** START OF SUPPLIED DATA **
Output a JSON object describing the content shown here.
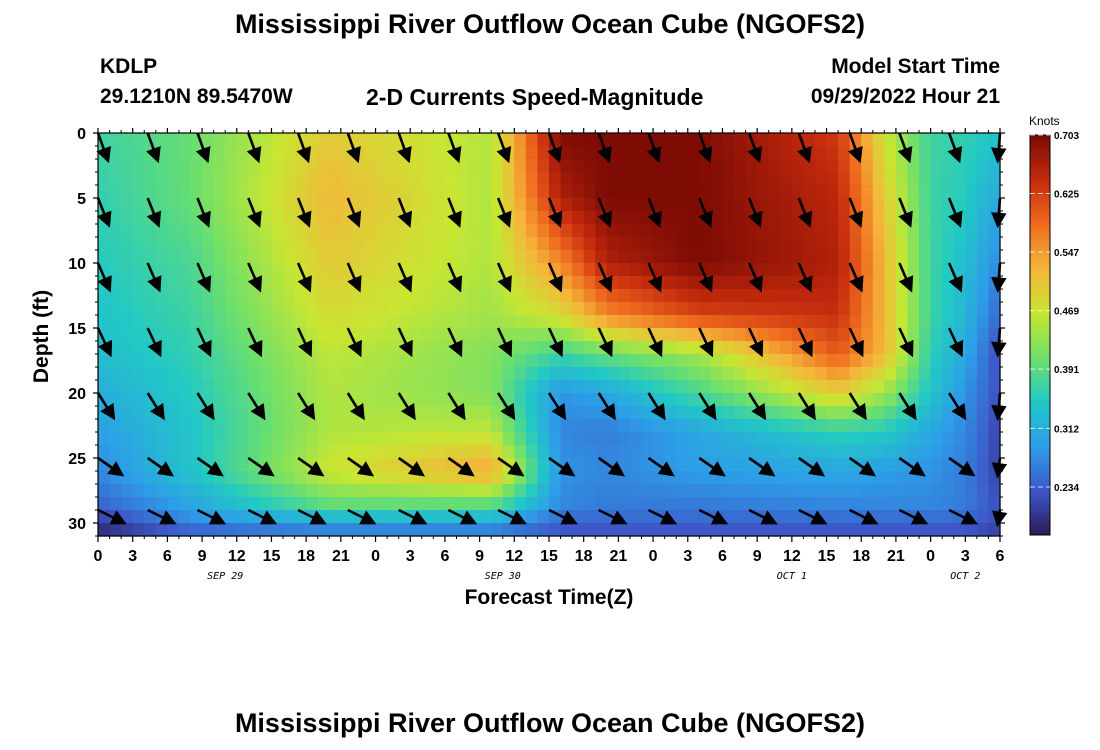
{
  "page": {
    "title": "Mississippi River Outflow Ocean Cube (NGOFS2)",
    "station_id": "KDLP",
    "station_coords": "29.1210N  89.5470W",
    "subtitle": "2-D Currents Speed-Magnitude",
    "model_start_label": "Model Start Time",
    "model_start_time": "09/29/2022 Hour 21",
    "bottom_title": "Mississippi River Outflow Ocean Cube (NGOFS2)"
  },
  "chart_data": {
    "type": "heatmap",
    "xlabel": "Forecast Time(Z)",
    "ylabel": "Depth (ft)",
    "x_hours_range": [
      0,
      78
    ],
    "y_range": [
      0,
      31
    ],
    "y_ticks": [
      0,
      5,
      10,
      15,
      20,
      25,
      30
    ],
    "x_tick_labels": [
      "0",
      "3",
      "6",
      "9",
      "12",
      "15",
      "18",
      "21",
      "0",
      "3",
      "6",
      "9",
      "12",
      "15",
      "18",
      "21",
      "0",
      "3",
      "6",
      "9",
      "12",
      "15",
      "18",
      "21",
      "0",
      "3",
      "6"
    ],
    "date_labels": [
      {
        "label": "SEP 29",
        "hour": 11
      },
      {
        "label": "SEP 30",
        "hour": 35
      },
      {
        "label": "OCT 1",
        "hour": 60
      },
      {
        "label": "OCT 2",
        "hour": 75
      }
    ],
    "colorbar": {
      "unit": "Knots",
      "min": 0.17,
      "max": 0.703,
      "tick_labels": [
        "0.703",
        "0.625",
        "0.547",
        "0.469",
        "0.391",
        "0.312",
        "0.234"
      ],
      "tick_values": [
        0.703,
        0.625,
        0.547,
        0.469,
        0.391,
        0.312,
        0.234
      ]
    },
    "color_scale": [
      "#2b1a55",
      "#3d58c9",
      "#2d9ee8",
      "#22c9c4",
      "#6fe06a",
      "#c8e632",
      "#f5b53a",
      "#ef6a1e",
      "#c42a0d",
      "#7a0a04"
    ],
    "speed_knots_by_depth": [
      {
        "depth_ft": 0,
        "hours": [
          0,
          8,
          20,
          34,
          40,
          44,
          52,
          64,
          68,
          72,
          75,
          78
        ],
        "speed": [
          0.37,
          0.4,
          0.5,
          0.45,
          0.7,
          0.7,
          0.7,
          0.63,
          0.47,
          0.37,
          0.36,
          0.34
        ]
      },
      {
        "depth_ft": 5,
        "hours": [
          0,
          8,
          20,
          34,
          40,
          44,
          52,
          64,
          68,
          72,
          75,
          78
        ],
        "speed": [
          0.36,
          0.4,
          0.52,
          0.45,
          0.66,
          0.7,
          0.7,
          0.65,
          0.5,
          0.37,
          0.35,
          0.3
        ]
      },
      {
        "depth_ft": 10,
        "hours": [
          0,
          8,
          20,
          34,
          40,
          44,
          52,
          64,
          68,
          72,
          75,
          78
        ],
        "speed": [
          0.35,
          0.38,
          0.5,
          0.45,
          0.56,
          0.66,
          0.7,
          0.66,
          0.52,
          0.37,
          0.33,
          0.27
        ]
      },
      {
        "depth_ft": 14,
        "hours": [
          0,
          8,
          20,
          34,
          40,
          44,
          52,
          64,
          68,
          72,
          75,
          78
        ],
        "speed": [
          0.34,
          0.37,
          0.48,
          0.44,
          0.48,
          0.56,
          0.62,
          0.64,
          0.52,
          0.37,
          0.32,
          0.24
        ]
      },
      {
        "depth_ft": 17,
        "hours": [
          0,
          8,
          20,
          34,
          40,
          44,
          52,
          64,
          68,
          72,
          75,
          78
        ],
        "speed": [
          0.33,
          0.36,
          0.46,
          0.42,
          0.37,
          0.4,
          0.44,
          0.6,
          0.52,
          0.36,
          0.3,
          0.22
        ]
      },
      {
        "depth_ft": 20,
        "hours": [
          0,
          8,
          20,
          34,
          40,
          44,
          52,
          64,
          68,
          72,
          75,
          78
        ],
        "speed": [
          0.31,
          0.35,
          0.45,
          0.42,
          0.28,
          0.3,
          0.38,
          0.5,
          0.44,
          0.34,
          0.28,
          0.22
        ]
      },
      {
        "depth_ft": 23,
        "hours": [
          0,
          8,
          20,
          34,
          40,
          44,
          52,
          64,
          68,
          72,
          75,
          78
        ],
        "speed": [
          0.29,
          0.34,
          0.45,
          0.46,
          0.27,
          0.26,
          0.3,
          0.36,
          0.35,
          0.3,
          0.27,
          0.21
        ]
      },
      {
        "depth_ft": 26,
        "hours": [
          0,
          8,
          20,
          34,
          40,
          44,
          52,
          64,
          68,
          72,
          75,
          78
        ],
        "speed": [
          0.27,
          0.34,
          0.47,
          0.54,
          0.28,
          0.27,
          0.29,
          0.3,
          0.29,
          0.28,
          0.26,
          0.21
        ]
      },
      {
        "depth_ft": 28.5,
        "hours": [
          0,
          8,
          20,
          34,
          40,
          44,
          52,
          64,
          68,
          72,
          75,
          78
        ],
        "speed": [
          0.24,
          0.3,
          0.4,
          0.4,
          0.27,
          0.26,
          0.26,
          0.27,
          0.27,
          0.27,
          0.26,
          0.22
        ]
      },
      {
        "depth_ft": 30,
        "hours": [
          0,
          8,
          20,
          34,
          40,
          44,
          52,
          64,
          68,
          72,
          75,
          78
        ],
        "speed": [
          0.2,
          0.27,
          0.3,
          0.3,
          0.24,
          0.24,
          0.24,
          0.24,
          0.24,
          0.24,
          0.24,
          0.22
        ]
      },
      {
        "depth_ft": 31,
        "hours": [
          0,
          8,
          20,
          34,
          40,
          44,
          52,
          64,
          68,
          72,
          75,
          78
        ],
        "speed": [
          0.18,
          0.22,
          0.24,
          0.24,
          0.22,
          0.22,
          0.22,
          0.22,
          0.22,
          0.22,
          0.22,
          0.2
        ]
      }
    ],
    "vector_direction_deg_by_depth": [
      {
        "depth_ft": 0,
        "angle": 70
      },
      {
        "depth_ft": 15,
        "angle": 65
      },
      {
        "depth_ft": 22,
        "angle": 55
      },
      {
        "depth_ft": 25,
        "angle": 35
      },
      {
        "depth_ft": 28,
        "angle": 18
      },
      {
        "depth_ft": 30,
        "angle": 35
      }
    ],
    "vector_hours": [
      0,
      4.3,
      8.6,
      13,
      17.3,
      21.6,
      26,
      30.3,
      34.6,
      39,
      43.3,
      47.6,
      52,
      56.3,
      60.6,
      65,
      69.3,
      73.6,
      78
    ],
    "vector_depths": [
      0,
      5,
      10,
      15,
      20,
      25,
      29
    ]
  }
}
** END OF SUPPLIED DATA **
WHAT THE TASK ASKS: Pull out all lines from the listing that contain the string "angle".

RESPONSE TO THE EXERCISE:
        "angle": 70
        "angle": 65
        "angle": 55
        "angle": 35
        "angle": 18
        "angle": 35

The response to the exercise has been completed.